(DATA SHOWN):

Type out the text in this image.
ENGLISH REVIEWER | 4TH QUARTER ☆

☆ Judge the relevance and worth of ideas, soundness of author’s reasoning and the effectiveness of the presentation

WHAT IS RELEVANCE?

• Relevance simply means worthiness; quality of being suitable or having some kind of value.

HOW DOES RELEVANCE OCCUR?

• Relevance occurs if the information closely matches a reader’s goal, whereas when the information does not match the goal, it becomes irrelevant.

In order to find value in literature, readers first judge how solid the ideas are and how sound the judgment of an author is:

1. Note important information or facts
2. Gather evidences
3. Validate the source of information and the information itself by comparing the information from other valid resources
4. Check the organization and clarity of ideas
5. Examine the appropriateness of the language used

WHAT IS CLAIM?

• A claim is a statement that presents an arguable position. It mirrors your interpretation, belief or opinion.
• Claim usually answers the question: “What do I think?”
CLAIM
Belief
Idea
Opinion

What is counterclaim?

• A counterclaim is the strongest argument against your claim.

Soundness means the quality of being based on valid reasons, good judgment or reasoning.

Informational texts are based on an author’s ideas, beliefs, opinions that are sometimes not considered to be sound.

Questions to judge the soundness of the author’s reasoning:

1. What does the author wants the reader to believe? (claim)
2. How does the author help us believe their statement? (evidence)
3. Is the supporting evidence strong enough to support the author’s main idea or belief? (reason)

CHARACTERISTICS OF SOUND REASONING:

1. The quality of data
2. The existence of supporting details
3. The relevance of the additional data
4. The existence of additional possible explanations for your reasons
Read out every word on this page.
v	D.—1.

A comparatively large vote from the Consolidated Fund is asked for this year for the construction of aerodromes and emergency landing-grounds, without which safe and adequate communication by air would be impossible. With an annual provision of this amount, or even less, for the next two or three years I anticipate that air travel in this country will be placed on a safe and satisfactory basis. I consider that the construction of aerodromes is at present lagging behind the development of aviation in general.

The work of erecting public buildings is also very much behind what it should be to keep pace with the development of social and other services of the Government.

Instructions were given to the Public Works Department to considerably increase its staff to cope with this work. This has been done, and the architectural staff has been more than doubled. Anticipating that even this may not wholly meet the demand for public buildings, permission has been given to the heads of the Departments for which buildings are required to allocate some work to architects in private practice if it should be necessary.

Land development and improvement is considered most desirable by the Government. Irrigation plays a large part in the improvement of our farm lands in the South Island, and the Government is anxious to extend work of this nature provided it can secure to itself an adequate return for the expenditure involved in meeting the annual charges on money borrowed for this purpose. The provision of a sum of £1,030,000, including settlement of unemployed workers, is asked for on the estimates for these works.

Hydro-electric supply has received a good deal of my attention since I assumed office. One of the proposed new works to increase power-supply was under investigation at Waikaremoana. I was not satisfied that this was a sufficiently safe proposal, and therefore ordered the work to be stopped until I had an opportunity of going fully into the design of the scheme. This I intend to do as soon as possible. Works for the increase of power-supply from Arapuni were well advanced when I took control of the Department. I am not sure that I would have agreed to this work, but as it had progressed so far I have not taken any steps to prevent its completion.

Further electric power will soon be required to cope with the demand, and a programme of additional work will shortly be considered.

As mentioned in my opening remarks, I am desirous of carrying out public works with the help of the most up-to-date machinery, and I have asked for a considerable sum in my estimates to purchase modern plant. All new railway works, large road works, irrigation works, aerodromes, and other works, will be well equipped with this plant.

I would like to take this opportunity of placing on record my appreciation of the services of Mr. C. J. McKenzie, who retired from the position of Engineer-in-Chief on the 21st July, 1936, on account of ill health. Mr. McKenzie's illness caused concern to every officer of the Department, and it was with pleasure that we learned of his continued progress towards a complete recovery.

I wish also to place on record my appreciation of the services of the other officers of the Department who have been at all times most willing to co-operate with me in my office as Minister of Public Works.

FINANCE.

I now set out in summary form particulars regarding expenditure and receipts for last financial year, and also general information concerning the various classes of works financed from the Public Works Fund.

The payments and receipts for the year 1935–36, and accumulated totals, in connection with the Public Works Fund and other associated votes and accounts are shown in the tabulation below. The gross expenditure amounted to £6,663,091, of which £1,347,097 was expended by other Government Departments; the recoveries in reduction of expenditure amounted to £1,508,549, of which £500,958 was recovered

(CHALLENGE): Your task is to extract all of the records exactly.

(WRITTEN ANSWER):
Type out the text in this image.
ENGLISH REVIEWER | 4TH QUARTER ☆

☆ Judge the relevance and worth of ideas, soundness of author’s reasoning and the effectiveness of the presentation

WHAT IS RELEVANCE?

• Relevance simply means worthiness; quality of being suitable or having some kind of value.

HOW DOES RELEVANCE OCCUR?

• Relevance occurs if the information closely matches a reader’s goal, whereas when the information does not match the goal, it becomes irrelevant.

In order to find value in literature, readers first judge how solid the ideas are and how sound the judgment of an author is:

1. Note important information or facts
2. Gather evidences
3. Validate the source of information and the information itself by comparing the information from other valid resources
4. Check the organization and clarity of ideas
5. Examine the appropriateness of the language used

WHAT IS CLAIM?

• A claim is a statement that presents an arguable position. It mirrors your interpretation, belief or opinion.
• Claim usually answers the question: “What do I think?”
CLAIM
Belief
Idea
Opinion

What is counterclaim?

• A counterclaim is the strongest argument against your claim.

Soundness means the quality of being based on valid reasons, good judgment or reasoning.

Informational texts are based on an author’s ideas, beliefs, opinions that are sometimes not considered to be sound.

Questions to judge the soundness of the author’s reasoning:

1. What does the author wants the reader to believe? (claim)
2. How does the author help us believe their statement? (evidence)
3. Is the supporting evidence strong enough to support the author’s main idea or belief? (reason)

CHARACTERISTICS OF SOUND REASONING:

1. The quality of data
2. The existence of supporting details
3. The relevance of the additional data
4. The existence of additional possible explanations for your reasons
Read out every word on this page.
v	D.—1.

A comparatively large vote from the Consolidated Fund is asked for this year for the construction of aerodromes and emergency landing-grounds, without which safe and adequate communication by air would be impossible. With an annual provision of this amount, or even less, for the next two or three years I anticipate that air travel in this country will be placed on a safe and satisfactory basis. I consider that the construction of aerodromes is at present lagging behind the development of aviation in general.

The work of erecting public buildings is also very much behind what it should be to keep pace with the development of social and other services of the Government.

Instructions were given to the Public Works Department to considerably increase its staff to cope with this work. This has been done, and the architectural staff has been more than doubled. Anticipating that even this may not wholly meet the demand for public buildings, permission has been given to the heads of the Departments for which buildings are required to allocate some work to architects in private practice if it should be necessary.

Land development and improvement is considered most desirable by the Government. Irrigation plays a large part in the improvement of our farm lands in the South Island, and the Government is anxious to extend work of this nature provided it can secure to itself an adequate return for the expenditure involved in meeting the annual charges on money borrowed for this purpose. The provision of a sum of £1,030,000, including settlement of unemployed workers, is asked for on the estimates for these works.

Hydro-electric supply has received a good deal of my attention since I assumed office. One of the proposed new works to increase power-supply was under investigation at Waikaremoana. I was not satisfied that this was a sufficiently safe proposal, and therefore ordered the work to be stopped until I had an opportunity of going fully into the design of the scheme. This I intend to do as soon as possible. Works for the increase of power-supply from Arapuni were well advanced when I took control of the Department. I am not sure that I would have agreed to this work, but as it had progressed so far I have not taken any steps to prevent its completion.

Further electric power will soon be required to cope with the demand, and a programme of additional work will shortly be considered.

As mentioned in my opening remarks, I am desirous of carrying out public works with the help of the most up-to-date machinery, and I have asked for a considerable sum in my estimates to purchase modern plant. All new railway works, large road works, irrigation works, aerodromes, and other works, will be well equipped with this plant.

I would like to take this opportunity of placing on record my appreciation of the services of Mr. C. J. McKenzie, who retired from the position of Engineer-in-Chief on the 21st July, 1936, on account of ill health. Mr. McKenzie's illness caused concern to every officer of the Department, and it was with pleasure that we learned of his continued progress towards a complete recovery.

I wish also to place on record my appreciation of the services of the other officers of the Department who have been at all times most willing to co-operate with me in my office as Minister of Public Works.

FINANCE.

I now set out in summary form particulars regarding expenditure and receipts for last financial year, and also general information concerning the various classes of works financed from the Public Works Fund.

The payments and receipts for the year 1935–36, and accumulated totals, in connection with the Public Works Fund and other associated votes and accounts are shown in the tabulation below. The gross expenditure amounted to £6,663,091, of which £1,347,097 was expended by other Government Departments; the recoveries in reduction of expenditure amounted to £1,508,549, of which £500,958 was recovered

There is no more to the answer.